▸ **Task statement**: Type the records out again in full, exactly.

═══ Data provided

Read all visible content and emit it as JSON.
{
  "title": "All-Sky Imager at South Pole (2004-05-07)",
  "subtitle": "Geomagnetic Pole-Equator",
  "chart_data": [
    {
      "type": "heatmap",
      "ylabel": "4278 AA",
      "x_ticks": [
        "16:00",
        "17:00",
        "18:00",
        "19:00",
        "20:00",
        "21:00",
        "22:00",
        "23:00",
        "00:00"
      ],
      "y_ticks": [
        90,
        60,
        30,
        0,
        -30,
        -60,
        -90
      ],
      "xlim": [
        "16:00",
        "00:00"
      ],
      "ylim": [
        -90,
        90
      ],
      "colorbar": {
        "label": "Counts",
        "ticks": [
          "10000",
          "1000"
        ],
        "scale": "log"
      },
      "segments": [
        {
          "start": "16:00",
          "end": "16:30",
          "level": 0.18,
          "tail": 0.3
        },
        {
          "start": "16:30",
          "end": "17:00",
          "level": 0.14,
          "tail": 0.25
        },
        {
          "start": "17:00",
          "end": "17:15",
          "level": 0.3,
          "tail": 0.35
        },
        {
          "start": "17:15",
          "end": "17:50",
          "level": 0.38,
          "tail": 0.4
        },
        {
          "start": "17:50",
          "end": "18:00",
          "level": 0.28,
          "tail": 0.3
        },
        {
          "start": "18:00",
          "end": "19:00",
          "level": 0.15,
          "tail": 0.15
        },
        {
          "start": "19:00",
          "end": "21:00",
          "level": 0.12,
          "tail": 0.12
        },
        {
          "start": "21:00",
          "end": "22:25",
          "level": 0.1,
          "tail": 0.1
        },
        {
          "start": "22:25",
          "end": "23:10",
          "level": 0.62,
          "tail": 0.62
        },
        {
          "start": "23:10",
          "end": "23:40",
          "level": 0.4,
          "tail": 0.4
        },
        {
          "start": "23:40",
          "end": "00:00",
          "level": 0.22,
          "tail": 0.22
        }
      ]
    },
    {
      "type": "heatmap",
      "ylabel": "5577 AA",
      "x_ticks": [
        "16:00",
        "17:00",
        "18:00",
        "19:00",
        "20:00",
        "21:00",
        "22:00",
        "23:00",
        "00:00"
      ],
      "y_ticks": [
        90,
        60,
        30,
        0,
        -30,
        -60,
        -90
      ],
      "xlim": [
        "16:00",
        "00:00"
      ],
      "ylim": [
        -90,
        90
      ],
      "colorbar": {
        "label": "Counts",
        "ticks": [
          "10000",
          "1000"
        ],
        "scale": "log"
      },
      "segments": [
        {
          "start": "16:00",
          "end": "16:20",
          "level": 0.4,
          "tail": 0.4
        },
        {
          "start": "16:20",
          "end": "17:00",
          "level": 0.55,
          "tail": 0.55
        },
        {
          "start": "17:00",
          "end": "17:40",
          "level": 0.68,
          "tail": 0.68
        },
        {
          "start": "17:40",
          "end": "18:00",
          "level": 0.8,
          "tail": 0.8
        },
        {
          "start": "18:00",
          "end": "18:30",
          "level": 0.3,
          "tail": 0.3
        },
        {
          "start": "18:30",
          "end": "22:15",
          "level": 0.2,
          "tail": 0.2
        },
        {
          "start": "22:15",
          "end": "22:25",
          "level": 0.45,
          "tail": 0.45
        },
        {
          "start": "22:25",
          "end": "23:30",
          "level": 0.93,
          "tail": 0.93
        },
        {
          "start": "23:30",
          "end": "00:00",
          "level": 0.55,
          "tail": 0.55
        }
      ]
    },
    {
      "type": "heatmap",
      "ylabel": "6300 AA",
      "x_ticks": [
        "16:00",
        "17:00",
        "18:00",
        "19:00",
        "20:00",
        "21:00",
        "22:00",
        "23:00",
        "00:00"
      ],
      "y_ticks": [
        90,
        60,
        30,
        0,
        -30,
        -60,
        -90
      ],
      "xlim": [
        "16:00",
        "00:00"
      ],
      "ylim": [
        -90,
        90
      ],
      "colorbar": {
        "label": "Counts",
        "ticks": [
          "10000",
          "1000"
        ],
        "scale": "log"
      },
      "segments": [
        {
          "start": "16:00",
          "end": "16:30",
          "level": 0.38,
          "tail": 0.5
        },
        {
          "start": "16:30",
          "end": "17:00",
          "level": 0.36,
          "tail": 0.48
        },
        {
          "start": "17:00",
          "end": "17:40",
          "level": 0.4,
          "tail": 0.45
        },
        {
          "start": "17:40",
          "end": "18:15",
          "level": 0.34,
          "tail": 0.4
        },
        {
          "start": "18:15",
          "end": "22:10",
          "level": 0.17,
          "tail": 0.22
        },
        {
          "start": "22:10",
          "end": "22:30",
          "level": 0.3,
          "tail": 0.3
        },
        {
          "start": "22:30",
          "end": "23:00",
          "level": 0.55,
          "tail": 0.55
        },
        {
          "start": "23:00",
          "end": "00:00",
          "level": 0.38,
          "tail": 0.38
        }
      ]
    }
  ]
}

══════

▸ **Answer to this exercise**:
Read all visible content and emit it as JSON.
{
  "title": "All-Sky Imager at South Pole (2004-05-07)",
  "subtitle": "Geomagnetic Pole-Equator",
  "chart_data": [
    {
      "type": "heatmap",
      "ylabel": "4278 AA",
      "x_ticks": [
        "16:00",
        "17:00",
        "18:00",
        "19:00",
        "20:00",
        "21:00",
        "22:00",
        "23:00",
        "00:00"
      ],
      "y_ticks": [
        90,
        60,
        30,
        0,
        -30,
        -60,
        -90
      ],
      "xlim": [
        "16:00",
        "00:00"
      ],
      "ylim": [
        -90,
        90
      ],
      "colorbar": {
        "label": "Counts",
        "ticks": [
          "10000",
          "1000"
        ],
        "scale": "log"
      },
      "segments": [
        {
          "start": "16:00",
          "end": "16:30",
          "level": 0.18,
          "tail": 0.3
        },
        {
          "start": "16:30",
          "end": "17:00",
          "level": 0.14,
          "tail": 0.25
        },
        {
          "start": "17:00",
          "end": "17:15",
          "level": 0.3,
          "tail": 0.35
        },
        {
          "start": "17:15",
          "end": "17:50",
          "level": 0.38,
          "tail": 0.4
        },
        {
          "start": "17:50",
          "end": "18:00",
          "level": 0.28,
          "tail": 0.3
        },
        {
          "start": "18:00",
          "end": "19:00",
          "level": 0.15,
          "tail": 0.15
        },
        {
          "start": "19:00",
          "end": "21:00",
          "level": 0.12,
          "tail": 0.12
        },
        {
          "start": "21:00",
          "end": "22:25",
          "level": 0.1,
          "tail": 0.1
        },
        {
          "start": "22:25",
          "end": "23:10",
          "level": 0.62,
          "tail": 0.62
        },
        {
          "start": "23:10",
          "end": "23:40",
          "level": 0.4,
          "tail": 0.4
        },
        {
          "start": "23:40",
          "end": "00:00",
          "level": 0.22,
          "tail": 0.22
        }
      ]
    },
    {
      "type": "heatmap",
      "ylabel": "5577 AA",
      "x_ticks": [
        "16:00",
        "17:00",
        "18:00",
        "19:00",
        "20:00",
        "21:00",
        "22:00",
        "23:00",
        "00:00"
      ],
      "y_ticks": [
        90,
        60,
        30,
        0,
        -30,
        -60,
        -90
      ],
      "xlim": [
        "16:00",
        "00:00"
      ],
      "ylim": [
        -90,
        90
      ],
      "colorbar": {
        "label": "Counts",
        "ticks": [
          "10000",
          "1000"
        ],
        "scale": "log"
      },
      "segments": [
        {
          "start": "16:00",
          "end": "16:20",
          "level": 0.4,
          "tail": 0.4
        },
        {
          "start": "16:20",
          "end": "17:00",
          "level": 0.55,
          "tail": 0.55
        },
        {
          "start": "17:00",
          "end": "17:40",
          "level": 0.68,
          "tail": 0.68
        },
        {
          "start": "17:40",
          "end": "18:00",
          "level": 0.8,
          "tail": 0.8
        },
        {
          "start": "18:00",
          "end": "18:30",
          "level": 0.3,
          "tail": 0.3
        },
        {
          "start": "18:30",
          "end": "22:15",
          "level": 0.2,
          "tail": 0.2
        },
        {
          "start": "22:15",
          "end": "22:25",
          "level": 0.45,
          "tail": 0.45
        },
        {
          "start": "22:25",
          "end": "23:30",
          "level": 0.93,
          "tail": 0.93
        },
        {
          "start": "23:30",
          "end": "00:00",
          "level": 0.55,
          "tail": 0.55
        }
      ]
    },
    {
      "type": "heatmap",
      "ylabel": "6300 AA",
      "x_ticks": [
        "16:00",
        "17:00",
        "18:00",
        "19:00",
        "20:00",
        "21:00",
        "22:00",
        "23:00",
        "00:00"
      ],
      "y_ticks": [
        90,
        60,
        30,
        0,
        -30,
        -60,
        -90
      ],
      "xlim": [
        "16:00",
        "00:00"
      ],
      "ylim": [
        -90,
        90
      ],
      "colorbar": {
        "label": "Counts",
        "ticks": [
          "10000",
          "1000"
        ],
        "scale": "log"
      },
      "segments": [
        {
          "start": "16:00",
          "end": "16:30",
          "level": 0.38,
          "tail": 0.5
        },
        {
          "start": "16:30",
          "end": "17:00",
          "level": 0.36,
          "tail": 0.48
        },
        {
          "start": "17:00",
          "end": "17:40",
          "level": 0.4,
          "tail": 0.45
        },
        {
          "start": "17:40",
          "end": "18:15",
          "level": 0.34,
          "tail": 0.4
        },
        {
          "start": "18:15",
          "end": "22:10",
          "level": 0.17,
          "tail": 0.22
        },
        {
          "start": "22:10",
          "end": "22:30",
          "level": 0.3,
          "tail": 0.3
        },
        {
          "start": "22:30",
          "end": "23:00",
          "level": 0.55,
          "tail": 0.55
        },
        {
          "start": "23:00",
          "end": "00:00",
          "level": 0.38,
          "tail": 0.38
        }
      ]
    }
  ]
}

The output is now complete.